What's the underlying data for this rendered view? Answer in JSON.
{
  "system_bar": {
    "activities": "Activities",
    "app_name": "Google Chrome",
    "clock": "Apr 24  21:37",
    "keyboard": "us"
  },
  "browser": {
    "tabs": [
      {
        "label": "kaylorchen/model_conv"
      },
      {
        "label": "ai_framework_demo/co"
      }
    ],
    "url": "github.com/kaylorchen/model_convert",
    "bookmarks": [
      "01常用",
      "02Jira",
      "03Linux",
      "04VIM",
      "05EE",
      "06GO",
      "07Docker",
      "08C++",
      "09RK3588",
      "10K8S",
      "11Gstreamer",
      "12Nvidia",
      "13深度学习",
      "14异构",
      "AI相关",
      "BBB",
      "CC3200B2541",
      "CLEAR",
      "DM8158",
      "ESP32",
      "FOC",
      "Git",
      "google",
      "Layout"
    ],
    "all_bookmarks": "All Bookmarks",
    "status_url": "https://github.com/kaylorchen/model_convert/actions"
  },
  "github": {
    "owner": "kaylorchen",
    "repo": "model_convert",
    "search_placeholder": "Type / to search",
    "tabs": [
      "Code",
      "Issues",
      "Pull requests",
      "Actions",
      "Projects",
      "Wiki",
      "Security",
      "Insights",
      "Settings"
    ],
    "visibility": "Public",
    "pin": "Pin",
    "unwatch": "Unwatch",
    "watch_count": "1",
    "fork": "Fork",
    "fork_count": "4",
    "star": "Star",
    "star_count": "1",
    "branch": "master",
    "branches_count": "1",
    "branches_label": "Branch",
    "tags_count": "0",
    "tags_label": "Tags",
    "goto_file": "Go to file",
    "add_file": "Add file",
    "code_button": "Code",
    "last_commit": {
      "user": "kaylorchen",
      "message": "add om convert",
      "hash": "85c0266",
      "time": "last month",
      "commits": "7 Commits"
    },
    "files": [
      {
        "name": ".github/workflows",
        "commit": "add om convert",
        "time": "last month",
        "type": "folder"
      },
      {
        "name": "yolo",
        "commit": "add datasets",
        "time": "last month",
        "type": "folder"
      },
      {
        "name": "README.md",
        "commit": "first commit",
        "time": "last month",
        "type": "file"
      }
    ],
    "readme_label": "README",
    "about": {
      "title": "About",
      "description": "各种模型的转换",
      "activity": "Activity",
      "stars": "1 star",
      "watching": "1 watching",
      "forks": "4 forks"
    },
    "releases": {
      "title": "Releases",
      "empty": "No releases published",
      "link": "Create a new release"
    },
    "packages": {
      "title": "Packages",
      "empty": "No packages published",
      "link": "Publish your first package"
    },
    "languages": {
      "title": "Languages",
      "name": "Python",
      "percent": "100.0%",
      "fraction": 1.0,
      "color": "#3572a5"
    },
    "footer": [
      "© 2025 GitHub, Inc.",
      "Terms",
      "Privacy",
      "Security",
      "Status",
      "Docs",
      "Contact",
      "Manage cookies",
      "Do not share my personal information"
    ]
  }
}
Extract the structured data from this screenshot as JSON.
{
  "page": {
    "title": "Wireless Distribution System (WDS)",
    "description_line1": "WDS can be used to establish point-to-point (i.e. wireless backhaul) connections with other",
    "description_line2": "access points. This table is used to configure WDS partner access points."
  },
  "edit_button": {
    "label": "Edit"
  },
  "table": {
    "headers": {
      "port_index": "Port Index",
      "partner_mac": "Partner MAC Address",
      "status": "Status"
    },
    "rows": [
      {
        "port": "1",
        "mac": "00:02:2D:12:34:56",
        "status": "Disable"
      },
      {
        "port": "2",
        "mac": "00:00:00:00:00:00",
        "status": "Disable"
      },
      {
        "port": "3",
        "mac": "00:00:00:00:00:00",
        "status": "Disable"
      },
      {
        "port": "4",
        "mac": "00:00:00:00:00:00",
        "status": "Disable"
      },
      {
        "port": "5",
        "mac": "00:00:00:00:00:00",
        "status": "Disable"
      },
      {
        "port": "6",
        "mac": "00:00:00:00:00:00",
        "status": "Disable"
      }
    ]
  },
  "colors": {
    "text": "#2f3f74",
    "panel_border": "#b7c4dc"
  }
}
——
§ Aim of the exercise:
Copy each line of the entries that includes the word "first".

§ Written answer:
        "commit": "first commit",
      "link": "Publish your first package"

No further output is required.